┌──

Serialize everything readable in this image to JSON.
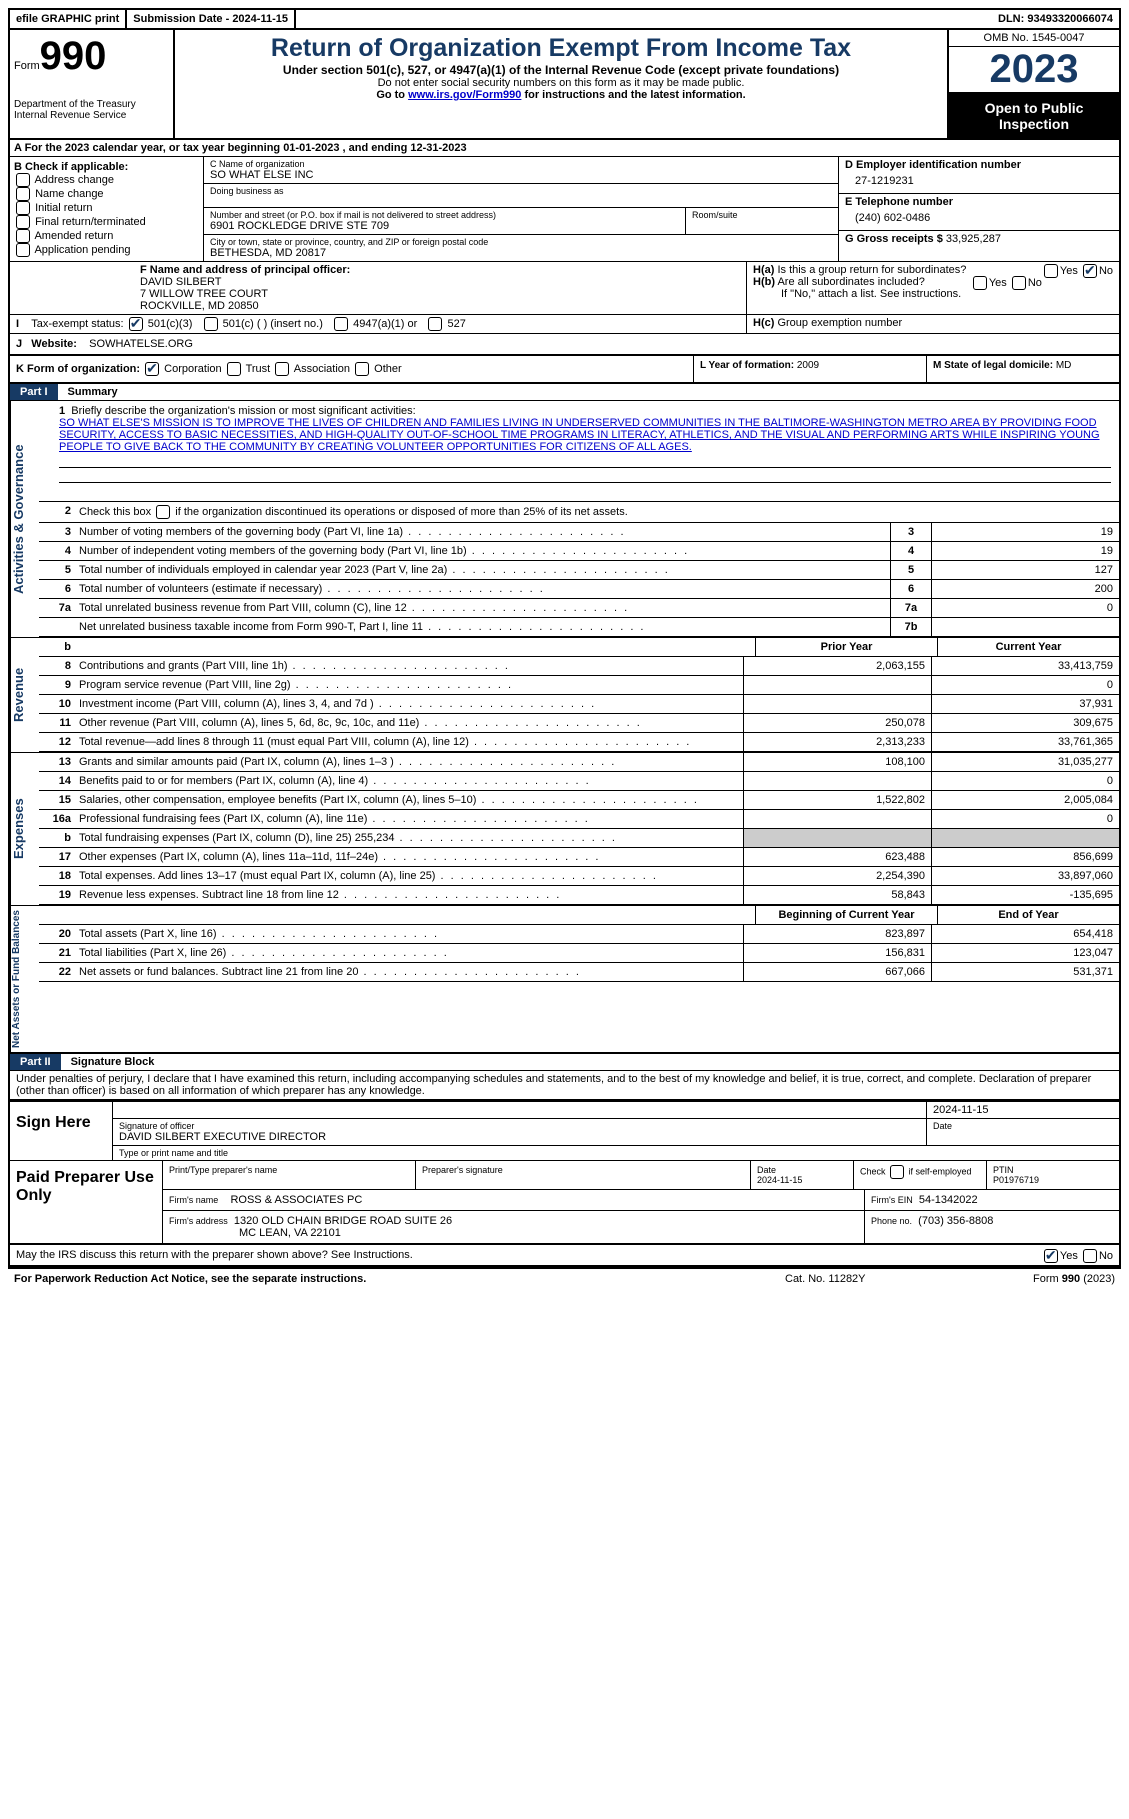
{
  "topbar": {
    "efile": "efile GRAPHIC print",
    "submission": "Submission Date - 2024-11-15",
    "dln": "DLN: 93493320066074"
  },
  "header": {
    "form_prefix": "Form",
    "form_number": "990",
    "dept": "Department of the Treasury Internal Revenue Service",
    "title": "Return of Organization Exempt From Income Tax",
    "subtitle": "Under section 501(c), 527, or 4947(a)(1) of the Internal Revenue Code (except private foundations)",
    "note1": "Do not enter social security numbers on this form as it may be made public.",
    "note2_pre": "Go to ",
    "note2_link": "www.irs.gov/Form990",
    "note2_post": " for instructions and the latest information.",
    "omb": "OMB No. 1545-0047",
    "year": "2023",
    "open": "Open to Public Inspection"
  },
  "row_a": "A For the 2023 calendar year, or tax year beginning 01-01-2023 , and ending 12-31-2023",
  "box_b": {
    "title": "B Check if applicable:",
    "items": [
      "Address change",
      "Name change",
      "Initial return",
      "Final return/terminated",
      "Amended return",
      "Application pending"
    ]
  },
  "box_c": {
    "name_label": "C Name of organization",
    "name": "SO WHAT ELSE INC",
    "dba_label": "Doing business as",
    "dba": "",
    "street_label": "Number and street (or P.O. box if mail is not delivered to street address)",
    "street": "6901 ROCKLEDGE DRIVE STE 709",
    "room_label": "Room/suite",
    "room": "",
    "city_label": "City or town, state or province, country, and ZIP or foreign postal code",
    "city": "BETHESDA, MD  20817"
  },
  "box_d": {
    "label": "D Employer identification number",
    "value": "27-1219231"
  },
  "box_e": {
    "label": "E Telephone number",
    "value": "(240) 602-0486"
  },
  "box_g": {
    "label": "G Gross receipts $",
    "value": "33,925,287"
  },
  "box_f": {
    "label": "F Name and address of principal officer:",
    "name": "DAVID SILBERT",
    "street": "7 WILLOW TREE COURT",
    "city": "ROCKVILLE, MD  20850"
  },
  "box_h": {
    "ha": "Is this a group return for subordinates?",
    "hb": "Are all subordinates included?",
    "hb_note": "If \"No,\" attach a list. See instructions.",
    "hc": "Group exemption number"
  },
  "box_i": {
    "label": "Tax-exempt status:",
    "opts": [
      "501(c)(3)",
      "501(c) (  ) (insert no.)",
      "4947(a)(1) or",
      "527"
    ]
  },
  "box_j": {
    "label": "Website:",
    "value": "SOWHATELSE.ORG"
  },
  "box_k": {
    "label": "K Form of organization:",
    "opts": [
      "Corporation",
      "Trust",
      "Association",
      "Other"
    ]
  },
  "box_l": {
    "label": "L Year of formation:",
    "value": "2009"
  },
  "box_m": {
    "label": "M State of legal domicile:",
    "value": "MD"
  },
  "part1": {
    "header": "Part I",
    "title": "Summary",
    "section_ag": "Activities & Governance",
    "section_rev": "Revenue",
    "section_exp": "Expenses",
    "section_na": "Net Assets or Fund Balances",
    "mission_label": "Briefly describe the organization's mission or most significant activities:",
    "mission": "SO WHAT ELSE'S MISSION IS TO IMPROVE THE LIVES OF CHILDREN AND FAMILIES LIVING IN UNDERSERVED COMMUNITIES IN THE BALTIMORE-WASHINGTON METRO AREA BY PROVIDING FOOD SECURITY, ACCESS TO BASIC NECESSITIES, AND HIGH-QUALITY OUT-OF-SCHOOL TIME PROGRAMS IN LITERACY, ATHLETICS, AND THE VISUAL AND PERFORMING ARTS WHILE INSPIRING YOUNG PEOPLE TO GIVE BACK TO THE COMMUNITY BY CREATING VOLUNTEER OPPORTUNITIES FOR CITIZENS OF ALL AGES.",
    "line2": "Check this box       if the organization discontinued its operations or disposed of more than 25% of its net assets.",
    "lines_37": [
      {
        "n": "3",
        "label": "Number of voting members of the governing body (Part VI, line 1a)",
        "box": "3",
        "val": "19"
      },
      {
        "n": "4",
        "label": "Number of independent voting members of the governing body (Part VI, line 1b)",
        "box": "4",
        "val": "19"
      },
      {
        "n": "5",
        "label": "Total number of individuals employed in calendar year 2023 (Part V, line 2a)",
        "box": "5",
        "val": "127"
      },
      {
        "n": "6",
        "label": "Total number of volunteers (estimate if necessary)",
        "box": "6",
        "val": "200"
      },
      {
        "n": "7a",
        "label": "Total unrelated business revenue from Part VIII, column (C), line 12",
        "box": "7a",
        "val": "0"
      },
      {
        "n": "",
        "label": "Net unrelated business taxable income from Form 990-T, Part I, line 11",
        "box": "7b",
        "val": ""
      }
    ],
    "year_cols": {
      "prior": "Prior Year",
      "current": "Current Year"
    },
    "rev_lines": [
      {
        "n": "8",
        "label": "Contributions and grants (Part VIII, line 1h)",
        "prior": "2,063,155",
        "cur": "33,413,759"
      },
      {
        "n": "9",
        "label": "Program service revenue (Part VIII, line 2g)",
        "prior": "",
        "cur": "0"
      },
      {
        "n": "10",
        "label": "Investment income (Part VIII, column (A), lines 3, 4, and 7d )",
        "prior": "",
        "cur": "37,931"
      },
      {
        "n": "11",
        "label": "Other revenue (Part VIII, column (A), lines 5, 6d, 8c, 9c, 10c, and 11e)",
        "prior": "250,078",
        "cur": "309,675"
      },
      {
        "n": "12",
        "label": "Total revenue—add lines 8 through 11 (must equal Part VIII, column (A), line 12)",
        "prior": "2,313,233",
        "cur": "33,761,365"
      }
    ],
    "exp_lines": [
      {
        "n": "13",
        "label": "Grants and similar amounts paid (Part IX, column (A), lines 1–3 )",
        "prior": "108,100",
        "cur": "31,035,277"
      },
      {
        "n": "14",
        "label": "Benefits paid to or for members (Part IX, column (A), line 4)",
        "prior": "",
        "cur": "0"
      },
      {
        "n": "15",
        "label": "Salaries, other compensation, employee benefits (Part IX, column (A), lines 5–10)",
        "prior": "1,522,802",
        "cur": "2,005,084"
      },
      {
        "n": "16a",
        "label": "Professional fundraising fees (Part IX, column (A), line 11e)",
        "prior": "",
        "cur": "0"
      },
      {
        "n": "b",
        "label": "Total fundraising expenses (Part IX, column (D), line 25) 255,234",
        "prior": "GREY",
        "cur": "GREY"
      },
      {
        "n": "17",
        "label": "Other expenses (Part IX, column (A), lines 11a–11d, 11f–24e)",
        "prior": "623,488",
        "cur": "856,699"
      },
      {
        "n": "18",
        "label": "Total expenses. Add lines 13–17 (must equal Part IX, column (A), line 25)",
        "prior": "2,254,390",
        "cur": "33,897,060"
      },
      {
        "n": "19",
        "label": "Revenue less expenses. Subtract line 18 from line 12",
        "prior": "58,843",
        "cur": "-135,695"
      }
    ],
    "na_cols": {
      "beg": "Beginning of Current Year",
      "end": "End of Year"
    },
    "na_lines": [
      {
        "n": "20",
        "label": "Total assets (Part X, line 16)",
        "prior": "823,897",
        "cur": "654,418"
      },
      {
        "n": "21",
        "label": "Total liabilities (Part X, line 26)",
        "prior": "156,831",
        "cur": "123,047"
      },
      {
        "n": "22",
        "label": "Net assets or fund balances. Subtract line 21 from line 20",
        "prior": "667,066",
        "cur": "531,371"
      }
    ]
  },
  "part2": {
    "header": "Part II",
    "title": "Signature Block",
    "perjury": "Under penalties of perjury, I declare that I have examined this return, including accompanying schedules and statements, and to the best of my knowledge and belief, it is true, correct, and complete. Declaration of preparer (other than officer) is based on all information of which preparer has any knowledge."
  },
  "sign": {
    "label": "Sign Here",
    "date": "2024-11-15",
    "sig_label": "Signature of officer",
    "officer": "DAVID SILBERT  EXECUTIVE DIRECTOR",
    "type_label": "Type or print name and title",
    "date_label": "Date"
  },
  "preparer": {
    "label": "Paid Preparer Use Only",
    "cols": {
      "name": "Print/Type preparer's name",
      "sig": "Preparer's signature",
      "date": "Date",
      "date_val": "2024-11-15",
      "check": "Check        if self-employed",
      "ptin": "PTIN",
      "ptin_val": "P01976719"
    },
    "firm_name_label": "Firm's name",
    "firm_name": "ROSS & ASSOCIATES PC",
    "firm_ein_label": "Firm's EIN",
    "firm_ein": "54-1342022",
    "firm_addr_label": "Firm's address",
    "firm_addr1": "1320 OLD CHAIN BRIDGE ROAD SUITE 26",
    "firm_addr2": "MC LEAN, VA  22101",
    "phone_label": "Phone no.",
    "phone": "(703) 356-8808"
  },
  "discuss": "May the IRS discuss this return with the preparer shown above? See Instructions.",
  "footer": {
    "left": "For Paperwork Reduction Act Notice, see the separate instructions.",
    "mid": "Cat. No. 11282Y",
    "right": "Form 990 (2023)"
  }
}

└──

### SET PROBLEM
Identify each line containing the string "members" and copy it out.

### TASK SOLUTION
        "label": "Number of voting members of the governing body (Part VI, line 1a)",
        "label": "Number of independent voting members of the governing body (Part VI, line 1b)",
        "label": "Benefits paid to or for members (Part IX, column (A), line 4)",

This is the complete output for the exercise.